━━━━━ DOCUMENT SEGMENT ━━━━━

Writing files

  • Thread starter Edward Rutherford
  • Start date
E

Edward Rutherford

Hello

When I call fclose() on a file I've been writing to, does fclose always
write the EOF character before closing the file? Or do I need to write
the EOF myself?

Another question: If I've got a file opened in update (r+) mode, how can
I delete a character in the file? I want to do this without needing to
create a second file and copy all but the characters I want to delete.
Is there some kind of control sequence that will do this?

Any help greatly appreciated.
 
K

Keith Thompson

Edward Rutherford said:
When I call fclose() on a file I've been writing to, does fclose always
write the EOF character before closing the file? Or do I need to write
the EOF myself?

If the system requires some special character to be written to the end
of a file, fclose() should take care of writing it.

In general, there is no EOF character. EOF is a value returned by
certain input functions to indicate that no character is available.

On most systems, especially for binary files, the end of a file is
simply the end of the file, typically recorded in the directory
entry as the file's size in bytes.
Another question: If I've got a file opened in update (r+) mode, how can
I delete a character in the file? I want to do this without needing to
create a second file and copy all but the characters I want to delete.
Is there some kind of control sequence that will do this?

There's no portable way to do this other than re-writing the file,
or at least the portion of it following the deleted character.
There is typically no non-portable way to do it either.
 
B

Ben Pfaff

Edward Rutherford said:
When I call fclose() on a file I've been writing to, does fclose always
write the EOF character before closing the file? Or do I need to write
the EOF myself?

EOF is just a special non-character value returned by certain
standard library functions to indicate error or end-of-file. It
is not a character, so you can't write it to a file. fclose()

━━━━━ EXTRACTED DATA ━━━━━

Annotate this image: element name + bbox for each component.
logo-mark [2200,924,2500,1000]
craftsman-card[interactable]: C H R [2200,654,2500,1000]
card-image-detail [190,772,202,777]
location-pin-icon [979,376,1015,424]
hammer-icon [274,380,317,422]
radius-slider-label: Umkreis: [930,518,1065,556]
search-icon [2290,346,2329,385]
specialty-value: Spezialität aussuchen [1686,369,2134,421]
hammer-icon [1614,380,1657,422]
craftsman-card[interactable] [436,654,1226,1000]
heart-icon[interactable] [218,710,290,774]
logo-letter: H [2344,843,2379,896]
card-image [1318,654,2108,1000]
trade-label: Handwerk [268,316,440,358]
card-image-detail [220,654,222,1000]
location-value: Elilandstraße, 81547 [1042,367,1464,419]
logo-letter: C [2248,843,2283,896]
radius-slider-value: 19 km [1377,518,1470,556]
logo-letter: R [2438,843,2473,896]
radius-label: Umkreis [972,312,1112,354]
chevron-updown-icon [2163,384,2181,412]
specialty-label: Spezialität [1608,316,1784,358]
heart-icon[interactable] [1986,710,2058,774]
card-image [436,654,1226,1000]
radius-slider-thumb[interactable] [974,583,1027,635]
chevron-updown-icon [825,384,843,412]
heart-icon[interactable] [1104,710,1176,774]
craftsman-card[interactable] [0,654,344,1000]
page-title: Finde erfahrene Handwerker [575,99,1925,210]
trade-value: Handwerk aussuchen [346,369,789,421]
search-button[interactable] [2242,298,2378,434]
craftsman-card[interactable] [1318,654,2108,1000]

━━━━━

_LIST OF TASKS_
**A.** Who posts in the writing-files forum thread above the listing?
**B.** Can you carry the writing-files forum thread on from the point where it stops?

_REPLIES_
**A.** Edward Rutherford, Keith Thompson, Ben Pfaff

**B.**
will take care of whatever needs to happen here.
Another question: If I've got a file opened in update (r+) mode, how can
I delete a character in the file? I want to do this without needing to
create a second file and copy all but the characters I want to delete.
Is there some kind of control sequence that will do this?

There's no standard way to do that, and most operating systems
don't provide any way to do it, other than the technique you
describe.

This is a FAQ:

19.14: How can I insert or delete a line (or record) in the middle of a
file?

A: Short of rewriting the file, you probably can't. The usual
solution is simply to rewrite the file. (Instead of deleting
records, you might consider simply marking them as deleted, to
avoid rewriting.) Another possibility, of course, is to use a
database instead of a flat file. See also questions 12.30 and
19.13.
 
J

Jens Thoms Toerring

Edward Rutherford said:
When I call fclose() on a file I've been writing to, does fclose always
write the EOF character before closing the file? Or do I need to write
the EOF myself?

A "EOF character" does not exist. You may expect such a
character to exist since e.g. getc() will return the value
named 'EOF' when the end of the file is reached. But that
doesn't mean that there was a character like that in the
file, this is only a special value returned when the end
of the file has been reached. Incidentally, since getc()
returns the non-character vale EOF under this condition
getc()'s return value is int and not char - since EOF isn't
a char it otherwise would not be possible to return this
value.

Some of the confusion may come from the fact that, if I remember
correctly, in DOS there could be a special character ('^Z') that
in text files was treated by DOS as an end of file marker. But
that character doesn't have anything to do with EOF. If you
want that kind of character in the file then you have to write
it in there tourself, it isn't written into the file by itself.
Another question: If I've got a file opened in update (r+) mode, how can
I delete a character in the file? I want to do this without needing to
create a second file and copy all but the characters I want to delete.
Is there some kind of control sequence that will do this?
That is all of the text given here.